# SET EXERCISE
The data must be written out once more, precisely as given.
★ ★ ★ ★ ★
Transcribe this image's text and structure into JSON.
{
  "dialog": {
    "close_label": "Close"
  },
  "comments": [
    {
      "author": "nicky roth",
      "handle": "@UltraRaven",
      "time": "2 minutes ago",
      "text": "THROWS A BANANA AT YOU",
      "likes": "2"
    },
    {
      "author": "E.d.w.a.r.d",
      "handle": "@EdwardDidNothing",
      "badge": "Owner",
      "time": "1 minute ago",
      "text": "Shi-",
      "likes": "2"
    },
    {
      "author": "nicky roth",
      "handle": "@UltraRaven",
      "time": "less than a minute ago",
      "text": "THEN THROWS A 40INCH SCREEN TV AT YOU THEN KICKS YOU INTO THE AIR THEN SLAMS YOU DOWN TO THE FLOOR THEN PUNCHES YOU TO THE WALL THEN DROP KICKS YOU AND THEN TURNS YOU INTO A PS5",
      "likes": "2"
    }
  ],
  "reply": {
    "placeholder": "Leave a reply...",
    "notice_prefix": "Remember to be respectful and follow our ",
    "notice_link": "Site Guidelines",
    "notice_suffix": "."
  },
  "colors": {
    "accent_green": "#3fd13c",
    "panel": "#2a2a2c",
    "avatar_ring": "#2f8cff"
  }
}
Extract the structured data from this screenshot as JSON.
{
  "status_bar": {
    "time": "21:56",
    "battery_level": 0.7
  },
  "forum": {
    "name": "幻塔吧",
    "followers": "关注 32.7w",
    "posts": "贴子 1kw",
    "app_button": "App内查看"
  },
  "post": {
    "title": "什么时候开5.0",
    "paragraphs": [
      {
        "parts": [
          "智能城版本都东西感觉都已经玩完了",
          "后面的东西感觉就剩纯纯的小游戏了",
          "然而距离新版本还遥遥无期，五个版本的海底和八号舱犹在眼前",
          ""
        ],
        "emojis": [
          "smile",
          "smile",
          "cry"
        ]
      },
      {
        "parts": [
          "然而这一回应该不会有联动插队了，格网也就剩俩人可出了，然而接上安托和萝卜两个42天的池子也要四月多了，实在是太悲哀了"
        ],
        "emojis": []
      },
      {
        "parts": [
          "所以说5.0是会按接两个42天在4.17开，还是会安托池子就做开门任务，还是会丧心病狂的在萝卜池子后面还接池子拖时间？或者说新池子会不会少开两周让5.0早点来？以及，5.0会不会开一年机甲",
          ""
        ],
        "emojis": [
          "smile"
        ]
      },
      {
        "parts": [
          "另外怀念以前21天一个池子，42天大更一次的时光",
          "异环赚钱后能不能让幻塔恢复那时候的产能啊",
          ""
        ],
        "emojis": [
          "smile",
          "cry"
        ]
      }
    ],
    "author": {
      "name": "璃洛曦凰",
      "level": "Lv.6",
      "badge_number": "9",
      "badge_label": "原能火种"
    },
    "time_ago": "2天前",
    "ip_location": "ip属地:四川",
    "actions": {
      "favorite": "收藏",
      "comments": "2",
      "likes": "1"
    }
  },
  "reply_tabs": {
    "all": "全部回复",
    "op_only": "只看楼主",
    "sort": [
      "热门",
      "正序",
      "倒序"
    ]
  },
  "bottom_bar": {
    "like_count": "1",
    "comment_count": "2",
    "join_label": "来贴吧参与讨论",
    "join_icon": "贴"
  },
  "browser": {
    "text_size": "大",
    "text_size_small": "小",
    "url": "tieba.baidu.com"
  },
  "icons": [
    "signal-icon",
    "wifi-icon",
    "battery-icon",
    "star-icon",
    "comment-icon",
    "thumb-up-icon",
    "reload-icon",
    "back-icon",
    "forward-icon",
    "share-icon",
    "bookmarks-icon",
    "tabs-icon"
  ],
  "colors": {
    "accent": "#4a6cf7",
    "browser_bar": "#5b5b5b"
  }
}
★ ★ ★ ★ ★
# SOLUTION
Transcribe this image's text and structure into JSON.
{
  "dialog": {
    "close_label": "Close"
  },
  "comments": [
    {
      "author": "nicky roth",
      "handle": "@UltraRaven",
      "time": "2 minutes ago",
      "text": "THROWS A BANANA AT YOU",
      "likes": "2"
    },
    {
      "author": "E.d.w.a.r.d",
      "handle": "@EdwardDidNothing",
      "badge": "Owner",
      "time": "1 minute ago",
      "text": "Shi-",
      "likes": "2"
    },
    {
      "author": "nicky roth",
      "handle": "@UltraRaven",
      "time": "less than a minute ago",
      "text": "THEN THROWS A 40INCH SCREEN TV AT YOU THEN KICKS YOU INTO THE AIR THEN SLAMS YOU DOWN TO THE FLOOR THEN PUNCHES YOU TO THE WALL THEN DROP KICKS YOU AND THEN TURNS YOU INTO A PS5",
      "likes": "2"
    }
  ],
  "reply": {
    "placeholder": "Leave a reply...",
    "notice_prefix": "Remember to be respectful and follow our ",
    "notice_link": "Site Guidelines",
    "notice_suffix": "."
  },
  "colors": {
    "accent_green": "#3fd13c",
    "panel": "#2a2a2c",
    "avatar_ring": "#2f8cff"
  }
}
Extract the structured data from this screenshot as JSON.
{
  "status_bar": {
    "time": "21:56",
    "battery_level": 0.7
  },
  "forum": {
    "name": "幻塔吧",
    "followers": "关注 32.7w",
    "posts": "贴子 1kw",
    "app_button": "App内查看"
  },
  "post": {
    "title": "什么时候开5.0",
    "paragraphs": [
      {
        "parts": [
          "智能城版本都东西感觉都已经玩完了",
          "后面的东西感觉就剩纯纯的小游戏了",
          "然而距离新版本还遥遥无期，五个版本的海底和八号舱犹在眼前",
          ""
        ],
        "emojis": [
          "smile",
          "smile",
          "cry"
        ]
      },
      {
        "parts": [
          "然而这一回应该不会有联动插队了，格网也就剩俩人可出了，然而接上安托和萝卜两个42天的池子也要四月多了，实在是太悲哀了"
        ],
        "emojis": []
      },
      {
        "parts": [
          "所以说5.0是会按接两个42天在4.17开，还是会安托池子就做开门任务，还是会丧心病狂的在萝卜池子后面还接池子拖时间？或者说新池子会不会少开两周让5.0早点来？以及，5.0会不会开一年机甲",
          ""
        ],
        "emojis": [
          "smile"
        ]
      },
      {
        "parts": [
          "另外怀念以前21天一个池子，42天大更一次的时光",
          "异环赚钱后能不能让幻塔恢复那时候的产能啊",
          ""
        ],
        "emojis": [
          "smile",
          "cry"
        ]
      }
    ],
    "author": {
      "name": "璃洛曦凰",
      "level": "Lv.6",
      "badge_number": "9",
      "badge_label": "原能火种"
    },
    "time_ago": "2天前",
    "ip_location": "ip属地:四川",
    "actions": {
      "favorite": "收藏",
      "comments": "2",
      "likes": "1"
    }
  },
  "reply_tabs": {
    "all": "全部回复",
    "op_only": "只看楼主",
    "sort": [
      "热门",
      "正序",
      "倒序"
    ]
  },
  "bottom_bar": {
    "like_count": "1",
    "comment_count": "2",
    "join_label": "来贴吧参与讨论",
    "join_icon": "贴"
  },
  "browser": {
    "text_size": "大",
    "text_size_small": "小",
    "url": "tieba.baidu.com"
  },
  "icons": [
    "signal-icon",
    "wifi-icon",
    "battery-icon",
    "star-icon",
    "comment-icon",
    "thumb-up-icon",
    "reload-icon",
    "back-icon",
    "forward-icon",
    "share-icon",
    "bookmarks-icon",
    "tabs-icon"
  ],
  "colors": {
    "accent": "#4a6cf7",
    "browser_bar": "#5b5b5b"
  }
}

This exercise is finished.